What you have to do:
Report the count of lines that carry the string "Delhi", and add nothing.

* START Data records *

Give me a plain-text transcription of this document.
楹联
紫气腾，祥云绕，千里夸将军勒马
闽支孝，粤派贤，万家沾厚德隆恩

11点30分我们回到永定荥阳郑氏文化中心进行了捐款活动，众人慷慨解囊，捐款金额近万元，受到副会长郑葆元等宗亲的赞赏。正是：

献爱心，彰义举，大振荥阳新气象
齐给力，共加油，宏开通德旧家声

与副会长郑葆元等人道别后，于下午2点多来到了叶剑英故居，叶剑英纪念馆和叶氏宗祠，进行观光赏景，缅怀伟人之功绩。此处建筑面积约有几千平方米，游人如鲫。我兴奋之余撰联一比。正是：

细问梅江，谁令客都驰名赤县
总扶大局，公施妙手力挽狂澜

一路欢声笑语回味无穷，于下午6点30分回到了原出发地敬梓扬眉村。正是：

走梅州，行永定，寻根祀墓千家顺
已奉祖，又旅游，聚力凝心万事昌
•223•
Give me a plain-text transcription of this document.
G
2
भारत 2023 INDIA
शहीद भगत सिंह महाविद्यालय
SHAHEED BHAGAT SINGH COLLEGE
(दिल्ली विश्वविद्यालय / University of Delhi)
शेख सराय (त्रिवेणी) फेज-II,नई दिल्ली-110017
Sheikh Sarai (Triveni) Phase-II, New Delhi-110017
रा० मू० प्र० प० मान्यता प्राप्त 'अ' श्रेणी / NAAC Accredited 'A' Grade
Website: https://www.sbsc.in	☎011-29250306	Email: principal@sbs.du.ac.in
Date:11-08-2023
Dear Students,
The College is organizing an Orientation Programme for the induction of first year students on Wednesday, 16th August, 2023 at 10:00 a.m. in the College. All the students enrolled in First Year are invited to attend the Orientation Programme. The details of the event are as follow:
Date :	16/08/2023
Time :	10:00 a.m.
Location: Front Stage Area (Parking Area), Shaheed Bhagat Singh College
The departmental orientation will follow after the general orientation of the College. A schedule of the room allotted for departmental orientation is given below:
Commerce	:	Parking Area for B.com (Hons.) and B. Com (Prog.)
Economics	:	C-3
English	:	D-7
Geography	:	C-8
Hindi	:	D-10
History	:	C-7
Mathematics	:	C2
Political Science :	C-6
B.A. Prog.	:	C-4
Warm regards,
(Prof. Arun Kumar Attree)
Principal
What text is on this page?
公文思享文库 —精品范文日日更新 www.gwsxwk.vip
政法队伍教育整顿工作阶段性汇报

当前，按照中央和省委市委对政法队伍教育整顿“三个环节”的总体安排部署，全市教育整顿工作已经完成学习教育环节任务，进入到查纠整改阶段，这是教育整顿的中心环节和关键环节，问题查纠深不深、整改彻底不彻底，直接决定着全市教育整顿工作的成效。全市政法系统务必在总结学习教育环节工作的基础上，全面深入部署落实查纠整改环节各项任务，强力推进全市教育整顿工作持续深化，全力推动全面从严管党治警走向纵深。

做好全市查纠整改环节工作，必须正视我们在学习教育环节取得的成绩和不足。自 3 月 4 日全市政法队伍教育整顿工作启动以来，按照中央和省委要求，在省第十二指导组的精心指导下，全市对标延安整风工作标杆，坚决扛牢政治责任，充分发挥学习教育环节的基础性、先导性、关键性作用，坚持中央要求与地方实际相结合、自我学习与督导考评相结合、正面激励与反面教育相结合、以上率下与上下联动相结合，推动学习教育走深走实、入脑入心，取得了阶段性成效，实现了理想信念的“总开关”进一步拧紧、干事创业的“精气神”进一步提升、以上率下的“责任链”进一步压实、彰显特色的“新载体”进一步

* END Data records *

Exercise response:
2